**Your objective**
Identify the lines that contain the string "title", then copy each of them.

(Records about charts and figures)
......

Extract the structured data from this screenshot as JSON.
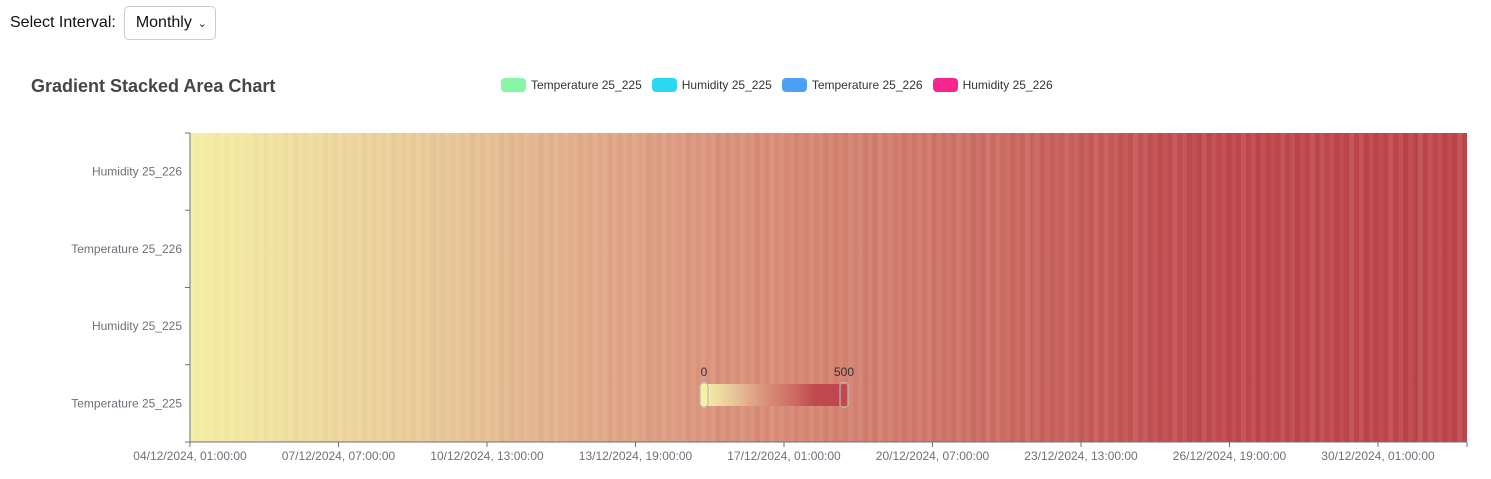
{
  "controls": {
    "interval_label": "Select Interval:",
    "interval_value": "Monthly"
  },
  "colors": {
    "gradient": [
      "#f5f0a6",
      "#e9c99a",
      "#dd9880",
      "#cf7468",
      "#c0494d",
      "#be474b"
    ],
    "legend": [
      "#85f7a7",
      "#2ad8f2",
      "#4ba1f6",
      "#f7268e"
    ]
  },
  "chart_data": {
    "type": "heatmap",
    "title": "Gradient Stacked Area Chart",
    "legend": [
      "Temperature 25_225",
      "Humidity 25_225",
      "Temperature 25_226",
      "Humidity 25_226"
    ],
    "legend_position": "top-center",
    "y_categories": [
      "Temperature 25_225",
      "Humidity 25_225",
      "Temperature 25_226",
      "Humidity 25_226"
    ],
    "x_tick_labels": [
      "04/12/2024, 01:00:00",
      "07/12/2024, 07:00:00",
      "10/12/2024, 13:00:00",
      "13/12/2024, 19:00:00",
      "17/12/2024, 01:00:00",
      "20/12/2024, 07:00:00",
      "23/12/2024, 13:00:00",
      "26/12/2024, 19:00:00",
      "30/12/2024, 01:00:00"
    ],
    "visual_map": {
      "min": 0,
      "max": 500,
      "min_label": "0",
      "max_label": "500"
    },
    "grid": false
  }
}
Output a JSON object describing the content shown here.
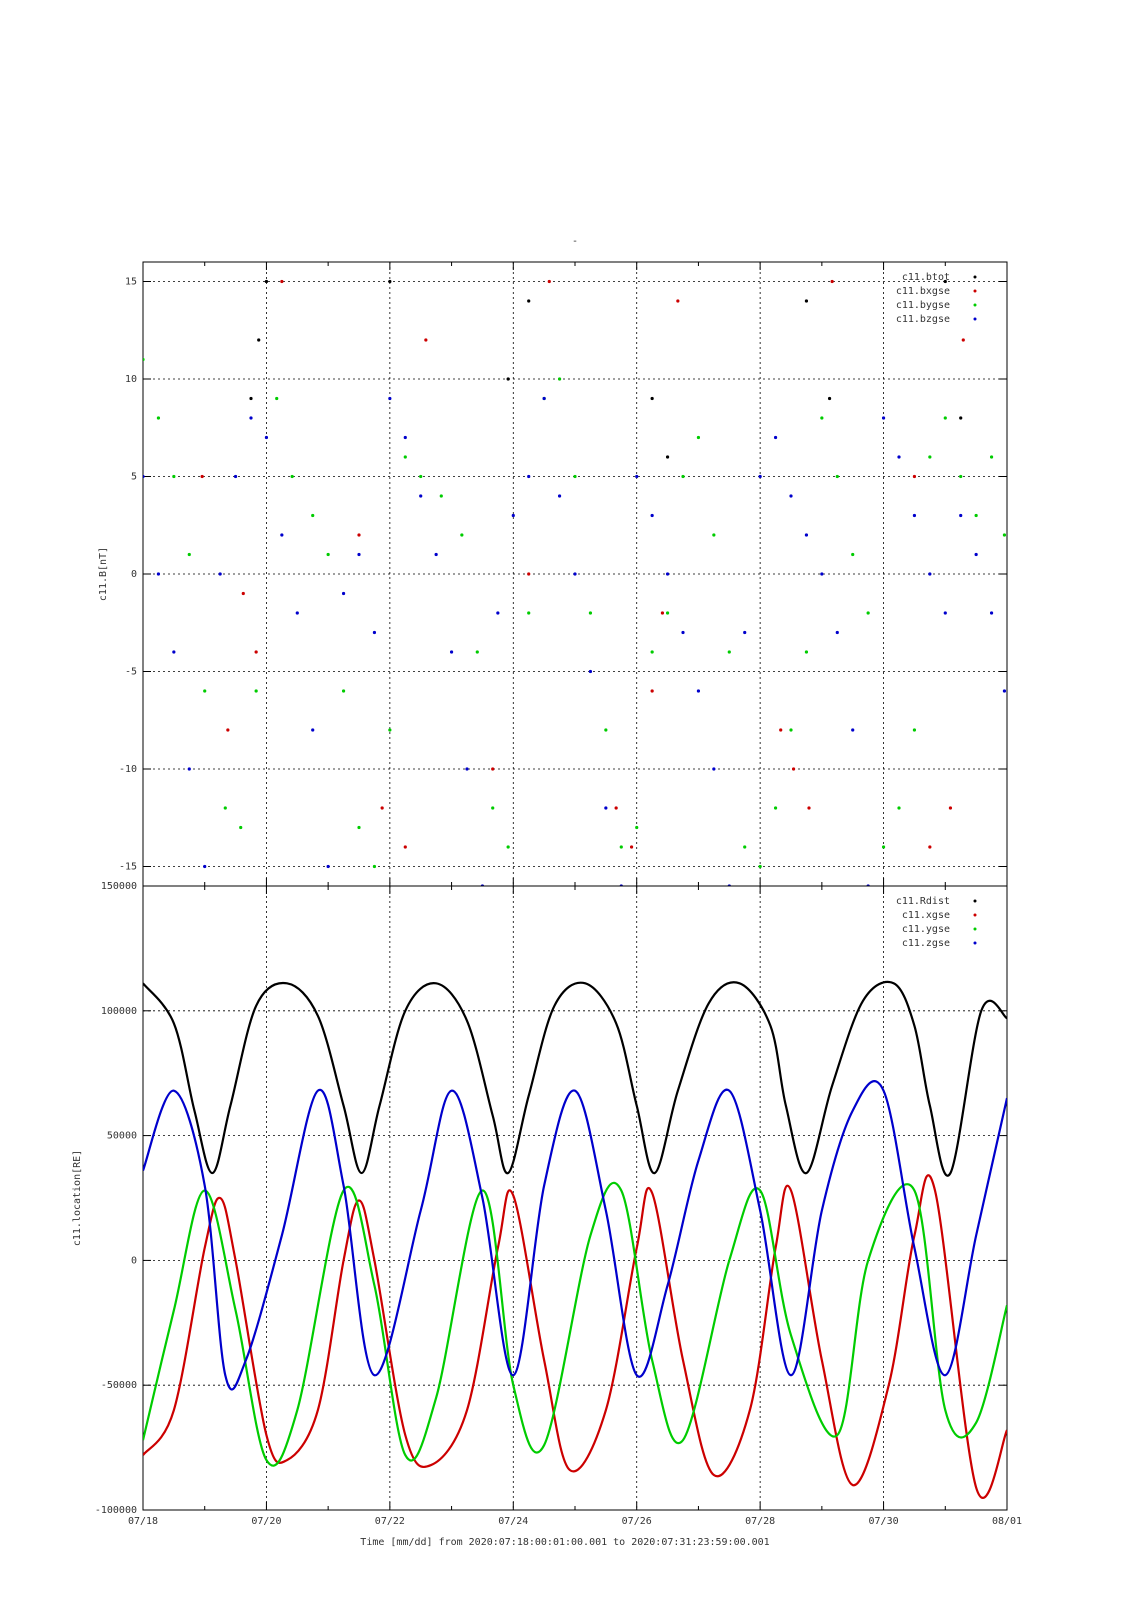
{
  "figure": {
    "title": "-",
    "time_label": "Time [mm/dd]  from 2020:07:18:00:01:00.001  to  2020:07:31:23:59:00.001"
  },
  "colors": {
    "black": "#000000",
    "red": "#cc0000",
    "green": "#00cc00",
    "blue": "#0000cc"
  },
  "x_axis": {
    "start": "2020-07-18",
    "end": "2020-08-01",
    "ticks": [
      {
        "date": "2020-07-18",
        "label": "07/18"
      },
      {
        "date": "2020-07-20",
        "label": "07/20"
      },
      {
        "date": "2020-07-22",
        "label": "07/22"
      },
      {
        "date": "2020-07-24",
        "label": "07/24"
      },
      {
        "date": "2020-07-26",
        "label": "07/26"
      },
      {
        "date": "2020-07-28",
        "label": "07/28"
      },
      {
        "date": "2020-07-30",
        "label": "07/30"
      },
      {
        "date": "2020-08-01",
        "label": "08/01"
      }
    ]
  },
  "chart_data": [
    {
      "type": "scatter",
      "ylabel": "c11.B[nT]",
      "ylim": [
        -16,
        16
      ],
      "yticks": [
        15,
        10,
        5,
        0,
        -5,
        -10,
        -15
      ],
      "grid": true,
      "legend_position": "top-right",
      "series": [
        {
          "name": "c11.btot",
          "color": "#000000",
          "x": [
            "2020-07-19T18:00",
            "2020-07-19T21:00",
            "2020-07-20T00:00",
            "2020-07-22T00:00",
            "2020-07-23T22:00",
            "2020-07-24T06:00",
            "2020-07-26T06:00",
            "2020-07-26T12:00",
            "2020-07-28T18:00",
            "2020-07-29T03:00",
            "2020-07-31T00:00",
            "2020-07-31T06:00"
          ],
          "y": [
            9,
            12,
            15,
            15,
            10,
            14,
            9,
            6,
            14,
            9,
            15,
            8
          ]
        },
        {
          "name": "c11.bxgse",
          "color": "#cc0000",
          "x": [
            "2020-07-18T23:00",
            "2020-07-19T09:00",
            "2020-07-19T15:00",
            "2020-07-19T20:00",
            "2020-07-20T06:00",
            "2020-07-21T12:00",
            "2020-07-21T21:00",
            "2020-07-22T06:00",
            "2020-07-22T14:00",
            "2020-07-23T16:00",
            "2020-07-24T06:00",
            "2020-07-24T14:00",
            "2020-07-25T16:00",
            "2020-07-25T22:00",
            "2020-07-26T06:00",
            "2020-07-26T10:00",
            "2020-07-26T16:00",
            "2020-07-28T08:00",
            "2020-07-28T13:00",
            "2020-07-28T19:00",
            "2020-07-29T04:00",
            "2020-07-30T12:00",
            "2020-07-30T18:00",
            "2020-07-31T02:00",
            "2020-07-31T07:00"
          ],
          "y": [
            5,
            -8,
            -1,
            -4,
            15,
            2,
            -12,
            -14,
            12,
            -10,
            0,
            15,
            -12,
            -14,
            -6,
            -2,
            14,
            -8,
            -10,
            -12,
            15,
            5,
            -14,
            -12,
            12
          ]
        },
        {
          "name": "c11.bygse",
          "color": "#00cc00",
          "x": [
            "2020-07-18T00:00",
            "2020-07-18T06:00",
            "2020-07-18T12:00",
            "2020-07-18T18:00",
            "2020-07-19T00:00",
            "2020-07-19T08:00",
            "2020-07-19T14:00",
            "2020-07-19T20:00",
            "2020-07-20T04:00",
            "2020-07-20T10:00",
            "2020-07-20T18:00",
            "2020-07-21T00:00",
            "2020-07-21T06:00",
            "2020-07-21T12:00",
            "2020-07-21T18:00",
            "2020-07-22T00:00",
            "2020-07-22T06:00",
            "2020-07-22T12:00",
            "2020-07-22T20:00",
            "2020-07-23T04:00",
            "2020-07-23T10:00",
            "2020-07-23T16:00",
            "2020-07-23T22:00",
            "2020-07-24T06:00",
            "2020-07-24T12:00",
            "2020-07-24T18:00",
            "2020-07-25T00:00",
            "2020-07-25T06:00",
            "2020-07-25T12:00",
            "2020-07-25T18:00",
            "2020-07-26T00:00",
            "2020-07-26T06:00",
            "2020-07-26T12:00",
            "2020-07-26T18:00",
            "2020-07-27T00:00",
            "2020-07-27T06:00",
            "2020-07-27T12:00",
            "2020-07-27T18:00",
            "2020-07-28T00:00",
            "2020-07-28T06:00",
            "2020-07-28T12:00",
            "2020-07-28T18:00",
            "2020-07-29T00:00",
            "2020-07-29T06:00",
            "2020-07-29T12:00",
            "2020-07-29T18:00",
            "2020-07-30T00:00",
            "2020-07-30T06:00",
            "2020-07-30T12:00",
            "2020-07-30T18:00",
            "2020-07-31T00:00",
            "2020-07-31T06:00",
            "2020-07-31T12:00",
            "2020-07-31T18:00",
            "2020-07-31T23:00"
          ],
          "y": [
            11,
            8,
            5,
            1,
            -6,
            -12,
            -13,
            -6,
            9,
            5,
            3,
            1,
            -6,
            -13,
            -15,
            -8,
            6,
            5,
            4,
            2,
            -4,
            -12,
            -14,
            -2,
            9,
            10,
            5,
            -2,
            -8,
            -14,
            -13,
            -4,
            -2,
            5,
            7,
            2,
            -4,
            -14,
            -15,
            -12,
            -8,
            -4,
            8,
            5,
            1,
            -2,
            -14,
            -12,
            -8,
            6,
            8,
            5,
            3,
            6,
            2
          ]
        },
        {
          "name": "c11.bzgse",
          "color": "#0000cc",
          "x": [
            "2020-07-18T00:00",
            "2020-07-18T06:00",
            "2020-07-18T12:00",
            "2020-07-18T18:00",
            "2020-07-19T00:00",
            "2020-07-19T06:00",
            "2020-07-19T12:00",
            "2020-07-19T18:00",
            "2020-07-20T00:00",
            "2020-07-20T06:00",
            "2020-07-20T12:00",
            "2020-07-20T18:00",
            "2020-07-21T00:00",
            "2020-07-21T06:00",
            "2020-07-21T12:00",
            "2020-07-21T18:00",
            "2020-07-22T00:00",
            "2020-07-22T06:00",
            "2020-07-22T12:00",
            "2020-07-22T18:00",
            "2020-07-23T00:00",
            "2020-07-23T06:00",
            "2020-07-23T12:00",
            "2020-07-23T18:00",
            "2020-07-24T00:00",
            "2020-07-24T06:00",
            "2020-07-24T12:00",
            "2020-07-24T18:00",
            "2020-07-25T00:00",
            "2020-07-25T06:00",
            "2020-07-25T12:00",
            "2020-07-25T18:00",
            "2020-07-26T00:00",
            "2020-07-26T06:00",
            "2020-07-26T12:00",
            "2020-07-26T18:00",
            "2020-07-27T00:00",
            "2020-07-27T06:00",
            "2020-07-27T12:00",
            "2020-07-27T18:00",
            "2020-07-28T00:00",
            "2020-07-28T06:00",
            "2020-07-28T12:00",
            "2020-07-28T18:00",
            "2020-07-29T00:00",
            "2020-07-29T06:00",
            "2020-07-29T12:00",
            "2020-07-29T18:00",
            "2020-07-30T00:00",
            "2020-07-30T06:00",
            "2020-07-30T12:00",
            "2020-07-30T18:00",
            "2020-07-31T00:00",
            "2020-07-31T06:00",
            "2020-07-31T12:00",
            "2020-07-31T18:00",
            "2020-07-31T23:00"
          ],
          "y": [
            5,
            0,
            -4,
            -10,
            -15,
            0,
            5,
            8,
            7,
            2,
            -2,
            -8,
            -15,
            -1,
            1,
            -3,
            9,
            7,
            4,
            1,
            -4,
            -10,
            -16,
            -2,
            3,
            5,
            9,
            4,
            0,
            -5,
            -12,
            -16,
            5,
            3,
            0,
            -3,
            -6,
            -10,
            -16,
            -3,
            5,
            7,
            4,
            2,
            0,
            -3,
            -8,
            -16,
            8,
            6,
            3,
            0,
            -2,
            3,
            1,
            -2,
            -6
          ]
        }
      ]
    },
    {
      "type": "line",
      "ylabel": "c11.location[RE]",
      "ylim": [
        -100000,
        150000
      ],
      "yticks": [
        150000,
        100000,
        50000,
        0,
        -50000,
        -100000
      ],
      "grid": true,
      "legend_position": "top-right",
      "series": [
        {
          "name": "c11.Rdist",
          "color": "#000000",
          "x": [
            "2020-07-18",
            "2020-07-18T12:00",
            "2020-07-18T20:00",
            "2020-07-19T03:00",
            "2020-07-19T10:00",
            "2020-07-19T20:00",
            "2020-07-20T08:00",
            "2020-07-20T20:00",
            "2020-07-21T06:00",
            "2020-07-21T13:00",
            "2020-07-21T20:00",
            "2020-07-22T06:00",
            "2020-07-22T18:00",
            "2020-07-23T06:00",
            "2020-07-23T16:00",
            "2020-07-23T22:00",
            "2020-07-24T06:00",
            "2020-07-24T16:00",
            "2020-07-25T04:00",
            "2020-07-25T16:00",
            "2020-07-26T00:00",
            "2020-07-26T07:00",
            "2020-07-26T16:00",
            "2020-07-27T04:00",
            "2020-07-27T16:00",
            "2020-07-28T04:00",
            "2020-07-28T10:00",
            "2020-07-28T18:00",
            "2020-07-29T04:00",
            "2020-07-29T16:00",
            "2020-07-30T04:00",
            "2020-07-30T12:00",
            "2020-07-30T18:00",
            "2020-07-31T02:00",
            "2020-07-31T14:00",
            "2020-08-01"
          ],
          "y": [
            111000,
            95000,
            60000,
            35000,
            62000,
            102000,
            111000,
            98000,
            62000,
            35000,
            62000,
            100000,
            111000,
            96000,
            58000,
            35000,
            66000,
            102000,
            111000,
            95000,
            62000,
            35000,
            68000,
            103000,
            111000,
            94000,
            62000,
            35000,
            70000,
            104000,
            111000,
            94000,
            62000,
            35000,
            100000,
            97000
          ]
        },
        {
          "name": "c11.xgse",
          "color": "#cc0000",
          "x": [
            "2020-07-18",
            "2020-07-18T12:00",
            "2020-07-19T00:00",
            "2020-07-19T06:00",
            "2020-07-19T12:00",
            "2020-07-20T00:00",
            "2020-07-20T08:00",
            "2020-07-20T20:00",
            "2020-07-21T06:00",
            "2020-07-21T12:00",
            "2020-07-21T18:00",
            "2020-07-22T06:00",
            "2020-07-22T16:00",
            "2020-07-23T06:00",
            "2020-07-23T18:00",
            "2020-07-24T00:00",
            "2020-07-24T12:00",
            "2020-07-24T22:00",
            "2020-07-25T12:00",
            "2020-07-26T00:00",
            "2020-07-26T06:00",
            "2020-07-26T18:00",
            "2020-07-27T06:00",
            "2020-07-27T20:00",
            "2020-07-28T06:00",
            "2020-07-28T12:00",
            "2020-07-29T00:00",
            "2020-07-29T12:00",
            "2020-07-30T02:00",
            "2020-07-30T12:00",
            "2020-07-30T20:00",
            "2020-07-31T12:00",
            "2020-08-01"
          ],
          "y": [
            -78000,
            -60000,
            5000,
            25000,
            0,
            -70000,
            -80000,
            -60000,
            0,
            24000,
            0,
            -70000,
            -82000,
            -60000,
            5000,
            26000,
            -40000,
            -84000,
            -60000,
            5000,
            27000,
            -40000,
            -86000,
            -60000,
            5000,
            28000,
            -40000,
            -90000,
            -50000,
            10000,
            28000,
            -91000,
            -68000
          ]
        },
        {
          "name": "c11.ygse",
          "color": "#00cc00",
          "x": [
            "2020-07-18",
            "2020-07-18T12:00",
            "2020-07-19T00:00",
            "2020-07-19T12:00",
            "2020-07-20T00:00",
            "2020-07-20T12:00",
            "2020-07-21T06:00",
            "2020-07-21T18:00",
            "2020-07-22T06:00",
            "2020-07-22T18:00",
            "2020-07-23T12:00",
            "2020-07-24T00:00",
            "2020-07-24T12:00",
            "2020-07-25T06:00",
            "2020-07-25T18:00",
            "2020-07-26T06:00",
            "2020-07-26T18:00",
            "2020-07-27T12:00",
            "2020-07-28T00:00",
            "2020-07-28T12:00",
            "2020-07-29T06:00",
            "2020-07-29T18:00",
            "2020-07-30T12:00",
            "2020-07-31T00:00",
            "2020-07-31T12:00",
            "2020-08-01"
          ],
          "y": [
            -72000,
            -20000,
            28000,
            -20000,
            -80000,
            -60000,
            28000,
            -10000,
            -78000,
            -55000,
            28000,
            -50000,
            -74000,
            10000,
            28000,
            -40000,
            -72000,
            0,
            28000,
            -30000,
            -70000,
            0,
            28000,
            -60000,
            -65000,
            -18000
          ]
        },
        {
          "name": "c11.zgse",
          "color": "#0000cc",
          "x": [
            "2020-07-18",
            "2020-07-18T12:00",
            "2020-07-19T00:00",
            "2020-07-19T08:00",
            "2020-07-19T16:00",
            "2020-07-20T06:00",
            "2020-07-20T20:00",
            "2020-07-21T06:00",
            "2020-07-21T18:00",
            "2020-07-22T12:00",
            "2020-07-23T00:00",
            "2020-07-23T12:00",
            "2020-07-24T00:00",
            "2020-07-24T12:00",
            "2020-07-25T00:00",
            "2020-07-25T12:00",
            "2020-07-26T00:00",
            "2020-07-26T12:00",
            "2020-07-27T00:00",
            "2020-07-27T12:00",
            "2020-07-28T00:00",
            "2020-07-28T12:00",
            "2020-07-29T00:00",
            "2020-07-29T12:00",
            "2020-07-30T00:00",
            "2020-07-30T12:00",
            "2020-07-31T00:00",
            "2020-07-31T12:00",
            "2020-08-01"
          ],
          "y": [
            36000,
            68000,
            30000,
            -46000,
            -40000,
            10000,
            68000,
            30000,
            -46000,
            20000,
            68000,
            25000,
            -46000,
            30000,
            68000,
            20000,
            -46000,
            -10000,
            40000,
            68000,
            20000,
            -46000,
            20000,
            60000,
            68000,
            5000,
            -46000,
            10000,
            65000
          ]
        }
      ]
    }
  ]
}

......

**Task solution**
    "title": "Gradient Stacked Area Chart",
    "title": "-",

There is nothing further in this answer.